Extract to read ->
#####

Built to Spill - There Is No Enemy
Record Label: Warner Brothers
Release Date: October 6, 2009
Jimi Hendrix. Slash. Eric Clapton. Doug Martsch. Wait, what? Okay, so maybe Martsch and his band Built to Spill aren't exactly racking up royalties for being featured in plastic-guitar games, but one thing's for certain: he's unquestionably one of my guitar heroes. Since the early '90s, Built to Spill have released a succession of stunning records led by Martsch's intricate guitar workouts and trademark wail, and with the release of their seventh album There Is No Enemy, they have predictably served up yet another slab of simply essential listening.
Structurally, Built to Spill's output has varied from record to record, from the short pop bursts of Keep It Like a Secret to the sprawling compositions of Perfect From Now On, and There Is No Enemy strikes up a sort of balance between those two approaches. Early on, the songs are tight and succinct, with the first three tracks running under four minutes each. Opening with a distorted squall before settling into an infectious repetitive riff, "Aisle 13" serves as an immediate reminder of what makes this band so amazing-- all their songs are singularly Built to Spill songs, but they never sound as if they're ripping themselves off. The pace slows for the slide guitar-dusted "Hindsight," as twangy a song as they've recorded, and the fittingly calming "Nowhere Lullaby," before picking back up with the hopeful "Good Ol' Boredom." Anyone recovering from a rough patch will instantly relate: "Not so bad seems so great."

#####

To do ->
List every song title that the album review names in quotation marks.

[Dataset items]
#####

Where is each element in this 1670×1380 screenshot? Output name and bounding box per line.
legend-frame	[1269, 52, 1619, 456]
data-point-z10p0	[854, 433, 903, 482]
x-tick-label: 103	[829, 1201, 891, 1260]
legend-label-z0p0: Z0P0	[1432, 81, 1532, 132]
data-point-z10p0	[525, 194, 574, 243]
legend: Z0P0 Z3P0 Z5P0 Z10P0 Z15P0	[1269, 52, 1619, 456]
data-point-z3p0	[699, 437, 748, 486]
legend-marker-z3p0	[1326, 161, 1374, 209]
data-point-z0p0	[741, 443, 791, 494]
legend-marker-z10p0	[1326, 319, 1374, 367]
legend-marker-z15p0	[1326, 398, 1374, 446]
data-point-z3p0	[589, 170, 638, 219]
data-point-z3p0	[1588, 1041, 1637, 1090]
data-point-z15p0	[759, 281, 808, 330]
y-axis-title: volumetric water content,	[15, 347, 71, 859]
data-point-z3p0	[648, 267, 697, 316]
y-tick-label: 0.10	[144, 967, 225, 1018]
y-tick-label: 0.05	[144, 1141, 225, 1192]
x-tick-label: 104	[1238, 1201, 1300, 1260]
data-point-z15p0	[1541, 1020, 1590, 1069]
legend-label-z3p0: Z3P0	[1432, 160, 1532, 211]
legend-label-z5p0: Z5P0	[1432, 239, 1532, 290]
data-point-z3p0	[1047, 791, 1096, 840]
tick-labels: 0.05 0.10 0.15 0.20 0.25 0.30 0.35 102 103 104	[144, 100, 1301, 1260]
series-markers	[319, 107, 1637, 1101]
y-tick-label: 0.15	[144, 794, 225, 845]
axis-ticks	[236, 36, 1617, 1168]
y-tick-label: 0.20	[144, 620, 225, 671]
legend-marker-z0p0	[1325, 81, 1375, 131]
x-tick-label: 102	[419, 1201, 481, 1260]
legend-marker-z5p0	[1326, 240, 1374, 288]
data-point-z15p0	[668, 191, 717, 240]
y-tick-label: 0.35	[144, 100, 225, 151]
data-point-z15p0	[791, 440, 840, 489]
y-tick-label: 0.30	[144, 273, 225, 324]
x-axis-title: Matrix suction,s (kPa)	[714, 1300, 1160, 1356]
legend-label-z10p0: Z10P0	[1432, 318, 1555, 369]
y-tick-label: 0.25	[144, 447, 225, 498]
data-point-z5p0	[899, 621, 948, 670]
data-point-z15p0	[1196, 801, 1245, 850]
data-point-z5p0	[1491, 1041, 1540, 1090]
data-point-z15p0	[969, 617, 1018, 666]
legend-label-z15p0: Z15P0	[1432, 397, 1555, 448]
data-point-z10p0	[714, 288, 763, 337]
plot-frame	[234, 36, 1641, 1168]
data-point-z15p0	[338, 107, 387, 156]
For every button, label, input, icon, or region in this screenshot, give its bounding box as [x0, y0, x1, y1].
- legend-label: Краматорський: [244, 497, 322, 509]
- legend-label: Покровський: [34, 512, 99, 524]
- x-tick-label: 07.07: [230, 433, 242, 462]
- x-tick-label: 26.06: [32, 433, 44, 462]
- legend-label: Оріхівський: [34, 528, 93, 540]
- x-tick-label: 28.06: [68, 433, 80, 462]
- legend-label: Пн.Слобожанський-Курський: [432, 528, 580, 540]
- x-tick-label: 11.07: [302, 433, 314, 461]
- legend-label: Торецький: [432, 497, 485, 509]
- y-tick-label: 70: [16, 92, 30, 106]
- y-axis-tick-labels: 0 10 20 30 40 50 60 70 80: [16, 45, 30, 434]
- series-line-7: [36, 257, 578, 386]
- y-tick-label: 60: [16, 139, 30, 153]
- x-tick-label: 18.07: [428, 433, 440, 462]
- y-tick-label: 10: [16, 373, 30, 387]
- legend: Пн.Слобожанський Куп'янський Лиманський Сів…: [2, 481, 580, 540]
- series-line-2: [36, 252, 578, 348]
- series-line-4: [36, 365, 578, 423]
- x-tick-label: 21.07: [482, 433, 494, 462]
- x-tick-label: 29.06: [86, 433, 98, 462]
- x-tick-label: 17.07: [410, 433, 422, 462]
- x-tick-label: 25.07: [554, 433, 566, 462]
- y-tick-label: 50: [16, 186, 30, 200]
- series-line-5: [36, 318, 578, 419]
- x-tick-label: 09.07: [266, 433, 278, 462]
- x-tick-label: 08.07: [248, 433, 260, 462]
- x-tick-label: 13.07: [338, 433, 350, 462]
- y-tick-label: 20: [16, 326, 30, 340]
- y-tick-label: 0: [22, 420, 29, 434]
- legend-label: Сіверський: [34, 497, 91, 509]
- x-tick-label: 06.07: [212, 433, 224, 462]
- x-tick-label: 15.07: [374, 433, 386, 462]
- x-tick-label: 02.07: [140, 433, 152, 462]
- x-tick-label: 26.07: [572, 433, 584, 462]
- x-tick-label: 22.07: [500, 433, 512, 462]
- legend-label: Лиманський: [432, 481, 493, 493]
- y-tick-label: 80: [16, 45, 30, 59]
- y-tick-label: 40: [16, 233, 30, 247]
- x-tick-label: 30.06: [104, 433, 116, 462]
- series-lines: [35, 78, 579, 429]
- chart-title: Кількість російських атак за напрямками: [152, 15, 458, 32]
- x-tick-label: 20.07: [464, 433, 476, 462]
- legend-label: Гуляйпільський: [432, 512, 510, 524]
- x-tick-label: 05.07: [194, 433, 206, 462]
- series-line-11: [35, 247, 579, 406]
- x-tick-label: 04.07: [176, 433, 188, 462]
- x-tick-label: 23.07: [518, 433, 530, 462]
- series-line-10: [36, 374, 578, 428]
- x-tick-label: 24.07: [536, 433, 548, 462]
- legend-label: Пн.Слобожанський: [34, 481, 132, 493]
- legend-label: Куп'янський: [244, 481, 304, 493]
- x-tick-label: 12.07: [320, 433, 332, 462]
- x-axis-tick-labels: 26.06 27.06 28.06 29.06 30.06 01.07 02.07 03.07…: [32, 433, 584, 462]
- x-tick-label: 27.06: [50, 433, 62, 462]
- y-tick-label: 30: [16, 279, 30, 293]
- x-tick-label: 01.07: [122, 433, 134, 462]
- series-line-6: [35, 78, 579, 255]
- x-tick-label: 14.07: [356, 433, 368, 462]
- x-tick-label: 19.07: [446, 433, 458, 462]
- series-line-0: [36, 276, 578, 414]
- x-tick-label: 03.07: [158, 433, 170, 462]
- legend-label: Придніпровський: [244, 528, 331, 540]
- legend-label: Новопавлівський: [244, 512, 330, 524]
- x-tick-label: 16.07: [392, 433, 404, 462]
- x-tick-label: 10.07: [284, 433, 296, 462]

#####

Solution below ->
"Aisle 13"
"Hindsight"
"Nowhere Lullaby"
"Good Ol' Boredom"